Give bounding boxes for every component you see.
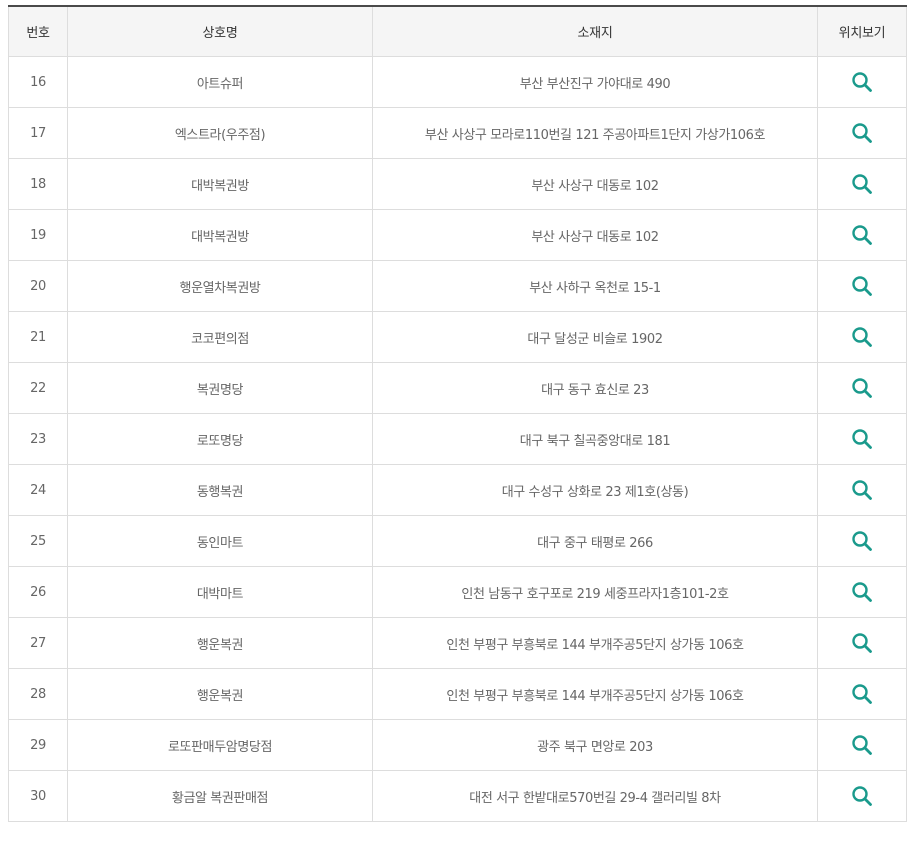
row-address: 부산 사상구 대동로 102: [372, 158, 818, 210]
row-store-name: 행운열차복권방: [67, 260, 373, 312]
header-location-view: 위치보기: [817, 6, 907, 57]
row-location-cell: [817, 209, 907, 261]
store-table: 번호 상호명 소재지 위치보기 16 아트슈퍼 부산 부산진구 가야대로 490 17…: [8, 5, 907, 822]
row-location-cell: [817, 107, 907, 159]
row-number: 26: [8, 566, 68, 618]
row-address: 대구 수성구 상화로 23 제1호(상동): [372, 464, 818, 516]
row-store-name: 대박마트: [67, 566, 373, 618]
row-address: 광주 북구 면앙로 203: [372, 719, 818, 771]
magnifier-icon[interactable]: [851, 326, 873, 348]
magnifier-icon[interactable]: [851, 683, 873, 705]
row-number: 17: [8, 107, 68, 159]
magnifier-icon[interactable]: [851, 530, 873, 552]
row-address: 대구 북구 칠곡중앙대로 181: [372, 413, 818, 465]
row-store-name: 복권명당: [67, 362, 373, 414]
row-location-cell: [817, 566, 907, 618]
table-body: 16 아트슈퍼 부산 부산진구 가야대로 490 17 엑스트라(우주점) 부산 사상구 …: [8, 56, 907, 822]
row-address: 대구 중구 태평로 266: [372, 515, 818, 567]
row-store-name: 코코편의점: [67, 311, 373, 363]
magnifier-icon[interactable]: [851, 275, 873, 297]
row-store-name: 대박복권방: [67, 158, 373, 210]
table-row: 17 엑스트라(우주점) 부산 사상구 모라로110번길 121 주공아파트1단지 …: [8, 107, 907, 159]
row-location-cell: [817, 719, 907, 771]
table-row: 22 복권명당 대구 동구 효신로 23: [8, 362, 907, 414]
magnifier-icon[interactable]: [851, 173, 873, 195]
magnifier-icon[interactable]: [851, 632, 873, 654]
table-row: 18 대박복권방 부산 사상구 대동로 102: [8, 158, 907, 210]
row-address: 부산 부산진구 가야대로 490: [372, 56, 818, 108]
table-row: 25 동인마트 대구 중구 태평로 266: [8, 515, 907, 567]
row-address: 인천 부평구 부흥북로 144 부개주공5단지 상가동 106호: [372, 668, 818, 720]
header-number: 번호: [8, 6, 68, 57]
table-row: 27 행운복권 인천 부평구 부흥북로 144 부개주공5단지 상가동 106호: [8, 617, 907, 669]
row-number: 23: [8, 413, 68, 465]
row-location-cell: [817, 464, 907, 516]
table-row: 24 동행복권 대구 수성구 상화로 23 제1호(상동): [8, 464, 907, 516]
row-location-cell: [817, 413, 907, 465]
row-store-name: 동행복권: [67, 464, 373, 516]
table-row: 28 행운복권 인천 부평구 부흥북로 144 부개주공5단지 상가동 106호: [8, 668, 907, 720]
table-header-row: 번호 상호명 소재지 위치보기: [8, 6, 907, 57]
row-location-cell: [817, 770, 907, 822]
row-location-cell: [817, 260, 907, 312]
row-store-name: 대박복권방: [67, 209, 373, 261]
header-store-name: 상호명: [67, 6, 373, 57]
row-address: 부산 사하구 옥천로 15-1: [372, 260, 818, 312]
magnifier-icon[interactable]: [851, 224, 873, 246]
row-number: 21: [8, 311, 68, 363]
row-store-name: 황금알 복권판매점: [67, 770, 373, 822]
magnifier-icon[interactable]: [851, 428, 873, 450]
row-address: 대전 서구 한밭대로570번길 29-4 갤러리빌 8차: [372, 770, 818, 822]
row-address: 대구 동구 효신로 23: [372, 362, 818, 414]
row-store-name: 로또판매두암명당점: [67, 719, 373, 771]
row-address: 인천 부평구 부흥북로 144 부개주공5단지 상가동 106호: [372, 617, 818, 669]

=-=-=

Reproduce every line of the records above word for word, leaving out the pictures.

Task response:
Give bounding boxes for every component you see.
row-address: 부산 사상구 대동로 102: [372, 158, 818, 210]
row-store-name: 행운열차복권방: [67, 260, 373, 312]
header-location-view: 위치보기: [817, 6, 907, 57]
row-location-cell: [817, 209, 907, 261]
store-table: 번호 상호명 소재지 위치보기 16 아트슈퍼 부산 부산진구 가야대로 490 17…: [8, 5, 907, 822]
row-location-cell: [817, 107, 907, 159]
row-number: 26: [8, 566, 68, 618]
row-address: 대구 수성구 상화로 23 제1호(상동): [372, 464, 818, 516]
row-store-name: 대박마트: [67, 566, 373, 618]
row-address: 광주 북구 면앙로 203: [372, 719, 818, 771]
magnifier-icon[interactable]: [851, 326, 873, 348]
magnifier-icon[interactable]: [851, 683, 873, 705]
row-number: 17: [8, 107, 68, 159]
magnifier-icon[interactable]: [851, 530, 873, 552]
row-address: 대구 북구 칠곡중앙대로 181: [372, 413, 818, 465]
row-store-name: 복권명당: [67, 362, 373, 414]
row-location-cell: [817, 566, 907, 618]
table-body: 16 아트슈퍼 부산 부산진구 가야대로 490 17 엑스트라(우주점) 부산 사상구 …: [8, 56, 907, 822]
row-address: 대구 중구 태평로 266: [372, 515, 818, 567]
row-store-name: 코코편의점: [67, 311, 373, 363]
magnifier-icon[interactable]: [851, 275, 873, 297]
row-store-name: 대박복권방: [67, 158, 373, 210]
table-row: 17 엑스트라(우주점) 부산 사상구 모라로110번길 121 주공아파트1단지 …: [8, 107, 907, 159]
row-location-cell: [817, 719, 907, 771]
table-row: 22 복권명당 대구 동구 효신로 23: [8, 362, 907, 414]
magnifier-icon[interactable]: [851, 173, 873, 195]
magnifier-icon[interactable]: [851, 632, 873, 654]
table-row: 18 대박복권방 부산 사상구 대동로 102: [8, 158, 907, 210]
row-address: 부산 부산진구 가야대로 490: [372, 56, 818, 108]
table-row: 25 동인마트 대구 중구 태평로 266: [8, 515, 907, 567]
row-address: 인천 부평구 부흥북로 144 부개주공5단지 상가동 106호: [372, 668, 818, 720]
header-number: 번호: [8, 6, 68, 57]
table-row: 27 행운복권 인천 부평구 부흥북로 144 부개주공5단지 상가동 106호: [8, 617, 907, 669]
row-number: 23: [8, 413, 68, 465]
row-location-cell: [817, 464, 907, 516]
table-row: 24 동행복권 대구 수성구 상화로 23 제1호(상동): [8, 464, 907, 516]
row-location-cell: [817, 413, 907, 465]
row-store-name: 동행복권: [67, 464, 373, 516]
table-row: 28 행운복권 인천 부평구 부흥북로 144 부개주공5단지 상가동 106호: [8, 668, 907, 720]
table-header-row: 번호 상호명 소재지 위치보기: [8, 6, 907, 57]
row-location-cell: [817, 770, 907, 822]
row-location-cell: [817, 260, 907, 312]
row-store-name: 대박복권방: [67, 209, 373, 261]
header-store-name: 상호명: [67, 6, 373, 57]
row-address: 부산 사하구 옥천로 15-1: [372, 260, 818, 312]
magnifier-icon[interactable]: [851, 224, 873, 246]
row-number: 21: [8, 311, 68, 363]
row-store-name: 황금알 복권판매점: [67, 770, 373, 822]
magnifier-icon[interactable]: [851, 428, 873, 450]
row-address: 대전 서구 한밭대로570번길 29-4 갤러리빌 8차: [372, 770, 818, 822]
row-address: 대구 동구 효신로 23: [372, 362, 818, 414]
row-store-name: 로또판매두암명당점: [67, 719, 373, 771]
row-address: 인천 부평구 부흥북로 144 부개주공5단지 상가동 106호: [372, 617, 818, 669]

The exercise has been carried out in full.